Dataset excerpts
++++++++

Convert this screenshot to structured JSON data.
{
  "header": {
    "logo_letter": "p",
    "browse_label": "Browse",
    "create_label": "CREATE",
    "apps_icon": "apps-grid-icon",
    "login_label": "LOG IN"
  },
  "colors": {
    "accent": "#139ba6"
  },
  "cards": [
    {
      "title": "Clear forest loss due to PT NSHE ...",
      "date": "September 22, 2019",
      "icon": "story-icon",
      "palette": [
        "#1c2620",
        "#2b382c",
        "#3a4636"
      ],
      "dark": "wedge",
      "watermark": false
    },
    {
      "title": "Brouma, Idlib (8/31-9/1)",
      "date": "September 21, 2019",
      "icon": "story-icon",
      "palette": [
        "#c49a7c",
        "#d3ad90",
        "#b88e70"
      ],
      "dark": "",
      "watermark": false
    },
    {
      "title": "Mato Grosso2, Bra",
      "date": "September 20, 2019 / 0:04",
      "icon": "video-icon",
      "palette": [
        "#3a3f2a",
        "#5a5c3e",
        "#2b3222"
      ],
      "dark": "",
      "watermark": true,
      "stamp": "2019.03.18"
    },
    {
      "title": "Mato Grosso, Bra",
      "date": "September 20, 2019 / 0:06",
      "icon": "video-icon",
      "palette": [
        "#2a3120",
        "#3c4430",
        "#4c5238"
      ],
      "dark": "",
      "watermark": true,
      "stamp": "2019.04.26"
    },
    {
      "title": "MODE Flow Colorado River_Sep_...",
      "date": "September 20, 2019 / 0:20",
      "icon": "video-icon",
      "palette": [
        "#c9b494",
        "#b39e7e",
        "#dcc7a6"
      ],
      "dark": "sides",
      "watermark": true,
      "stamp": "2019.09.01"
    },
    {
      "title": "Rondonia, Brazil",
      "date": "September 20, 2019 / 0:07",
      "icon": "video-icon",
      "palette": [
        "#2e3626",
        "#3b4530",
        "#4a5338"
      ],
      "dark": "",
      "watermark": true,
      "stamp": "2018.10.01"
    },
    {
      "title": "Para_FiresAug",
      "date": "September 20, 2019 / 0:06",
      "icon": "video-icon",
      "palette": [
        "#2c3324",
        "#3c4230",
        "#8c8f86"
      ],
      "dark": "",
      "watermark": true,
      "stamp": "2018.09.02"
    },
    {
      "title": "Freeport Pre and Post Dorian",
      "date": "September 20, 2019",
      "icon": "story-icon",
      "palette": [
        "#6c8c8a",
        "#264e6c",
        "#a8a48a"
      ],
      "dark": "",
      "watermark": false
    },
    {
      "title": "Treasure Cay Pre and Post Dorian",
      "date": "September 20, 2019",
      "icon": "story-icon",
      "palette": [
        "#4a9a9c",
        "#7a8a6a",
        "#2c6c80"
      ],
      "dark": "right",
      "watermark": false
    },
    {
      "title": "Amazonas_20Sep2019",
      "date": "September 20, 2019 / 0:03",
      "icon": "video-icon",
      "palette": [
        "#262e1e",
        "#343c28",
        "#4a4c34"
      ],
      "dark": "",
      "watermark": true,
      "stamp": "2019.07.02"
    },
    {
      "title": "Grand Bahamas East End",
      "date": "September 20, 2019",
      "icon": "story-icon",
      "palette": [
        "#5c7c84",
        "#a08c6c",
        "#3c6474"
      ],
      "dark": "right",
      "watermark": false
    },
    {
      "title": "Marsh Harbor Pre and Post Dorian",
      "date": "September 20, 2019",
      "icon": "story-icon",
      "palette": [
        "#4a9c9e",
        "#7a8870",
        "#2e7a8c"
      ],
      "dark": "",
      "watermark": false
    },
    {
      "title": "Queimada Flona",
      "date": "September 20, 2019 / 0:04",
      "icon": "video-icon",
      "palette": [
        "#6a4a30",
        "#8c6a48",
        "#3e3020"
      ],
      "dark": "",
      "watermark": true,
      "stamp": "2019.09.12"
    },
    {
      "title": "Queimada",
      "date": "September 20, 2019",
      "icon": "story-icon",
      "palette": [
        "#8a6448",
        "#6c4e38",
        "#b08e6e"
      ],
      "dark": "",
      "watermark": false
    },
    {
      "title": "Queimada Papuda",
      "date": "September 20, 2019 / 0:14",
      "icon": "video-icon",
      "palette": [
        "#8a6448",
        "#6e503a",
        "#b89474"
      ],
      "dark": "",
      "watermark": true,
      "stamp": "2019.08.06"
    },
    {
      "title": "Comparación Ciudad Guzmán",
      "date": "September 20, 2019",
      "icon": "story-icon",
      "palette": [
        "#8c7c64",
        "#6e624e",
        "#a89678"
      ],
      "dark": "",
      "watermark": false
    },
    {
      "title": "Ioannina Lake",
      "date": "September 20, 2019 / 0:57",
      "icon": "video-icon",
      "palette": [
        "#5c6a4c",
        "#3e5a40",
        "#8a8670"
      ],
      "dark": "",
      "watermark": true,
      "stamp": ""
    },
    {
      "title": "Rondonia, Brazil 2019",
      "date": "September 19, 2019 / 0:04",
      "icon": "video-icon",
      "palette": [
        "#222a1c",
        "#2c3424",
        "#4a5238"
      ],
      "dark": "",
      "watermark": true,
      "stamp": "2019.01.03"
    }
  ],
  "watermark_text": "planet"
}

++++++++

Please copy out each record, character for character.

Convert this screenshot to structured JSON data.
{
  "header": {
    "logo_letter": "p",
    "browse_label": "Browse",
    "create_label": "CREATE",
    "apps_icon": "apps-grid-icon",
    "login_label": "LOG IN"
  },
  "colors": {
    "accent": "#139ba6"
  },
  "cards": [
    {
      "title": "Clear forest loss due to PT NSHE ...",
      "date": "September 22, 2019",
      "icon": "story-icon",
      "palette": [
        "#1c2620",
        "#2b382c",
        "#3a4636"
      ],
      "dark": "wedge",
      "watermark": false
    },
    {
      "title": "Brouma, Idlib (8/31-9/1)",
      "date": "September 21, 2019",
      "icon": "story-icon",
      "palette": [
        "#c49a7c",
        "#d3ad90",
        "#b88e70"
      ],
      "dark": "",
      "watermark": false
    },
    {
      "title": "Mato Grosso2, Bra",
      "date": "September 20, 2019 / 0:04",
      "icon": "video-icon",
      "palette": [
        "#3a3f2a",
        "#5a5c3e",
        "#2b3222"
      ],
      "dark": "",
      "watermark": true,
      "stamp": "2019.03.18"
    },
    {
      "title": "Mato Grosso, Bra",
      "date": "September 20, 2019 / 0:06",
      "icon": "video-icon",
      "palette": [
        "#2a3120",
        "#3c4430",
        "#4c5238"
      ],
      "dark": "",
      "watermark": true,
      "stamp": "2019.04.26"
    },
    {
      "title": "MODE Flow Colorado River_Sep_...",
      "date": "September 20, 2019 / 0:20",
      "icon": "video-icon",
      "palette": [
        "#c9b494",
        "#b39e7e",
        "#dcc7a6"
      ],
      "dark": "sides",
      "watermark": true,
      "stamp": "2019.09.01"
    },
    {
      "title": "Rondonia, Brazil",
      "date": "September 20, 2019 / 0:07",
      "icon": "video-icon",
      "palette": [
        "#2e3626",
        "#3b4530",
        "#4a5338"
      ],
      "dark": "",
      "watermark": true,
      "stamp": "2018.10.01"
    },
    {
      "title": "Para_FiresAug",
      "date": "September 20, 2019 / 0:06",
      "icon": "video-icon",
      "palette": [
        "#2c3324",
        "#3c4230",
        "#8c8f86"
      ],
      "dark": "",
      "watermark": true,
      "stamp": "2018.09.02"
    },
    {
      "title": "Freeport Pre and Post Dorian",
      "date": "September 20, 2019",
      "icon": "story-icon",
      "palette": [
        "#6c8c8a",
        "#264e6c",
        "#a8a48a"
      ],
      "dark": "",
      "watermark": false
    },
    {
      "title": "Treasure Cay Pre and Post Dorian",
      "date": "September 20, 2019",
      "icon": "story-icon",
      "palette": [
        "#4a9a9c",
        "#7a8a6a",
        "#2c6c80"
      ],
      "dark": "right",
      "watermark": false
    },
    {
      "title": "Amazonas_20Sep2019",
      "date": "September 20, 2019 / 0:03",
      "icon": "video-icon",
      "palette": [
        "#262e1e",
        "#343c28",
        "#4a4c34"
      ],
      "dark": "",
      "watermark": true,
      "stamp": "2019.07.02"
    },
    {
      "title": "Grand Bahamas East End",
      "date": "September 20, 2019",
      "icon": "story-icon",
      "palette": [
        "#5c7c84",
        "#a08c6c",
        "#3c6474"
      ],
      "dark": "right",
      "watermark": false
    },
    {
      "title": "Marsh Harbor Pre and Post Dorian",
      "date": "September 20, 2019",
      "icon": "story-icon",
      "palette": [
        "#4a9c9e",
        "#7a8870",
        "#2e7a8c"
      ],
      "dark": "",
      "watermark": false
    },
    {
      "title": "Queimada Flona",
      "date": "September 20, 2019 / 0:04",
      "icon": "video-icon",
      "palette": [
        "#6a4a30",
        "#8c6a48",
        "#3e3020"
      ],
      "dark": "",
      "watermark": true,
      "stamp": "2019.09.12"
    },
    {
      "title": "Queimada",
      "date": "September 20, 2019",
      "icon": "story-icon",
      "palette": [
        "#8a6448",
        "#6c4e38",
        "#b08e6e"
      ],
      "dark": "",
      "watermark": false
    },
    {
      "title": "Queimada Papuda",
      "date": "September 20, 2019 / 0:14",
      "icon": "video-icon",
      "palette": [
        "#8a6448",
        "#6e503a",
        "#b89474"
      ],
      "dark": "",
      "watermark": true,
      "stamp": "2019.08.06"
    },
    {
      "title": "Comparación Ciudad Guzmán",
      "date": "September 20, 2019",
      "icon": "story-icon",
      "palette": [
        "#8c7c64",
        "#6e624e",
        "#a89678"
      ],
      "dark": "",
      "watermark": false
    },
    {
      "title": "Ioannina Lake",
      "date": "September 20, 2019 / 0:57",
      "icon": "video-icon",
      "palette": [
        "#5c6a4c",
        "#3e5a40",
        "#8a8670"
      ],
      "dark": "",
      "watermark": true,
      "stamp": ""
    },
    {
      "title": "Rondonia, Brazil 2019",
      "date": "September 19, 2019 / 0:04",
      "icon": "video-icon",
      "palette": [
        "#222a1c",
        "#2c3424",
        "#4a5238"
      ],
      "dark": "",
      "watermark": true,
      "stamp": "2019.01.03"
    }
  ],
  "watermark_text": "planet"
}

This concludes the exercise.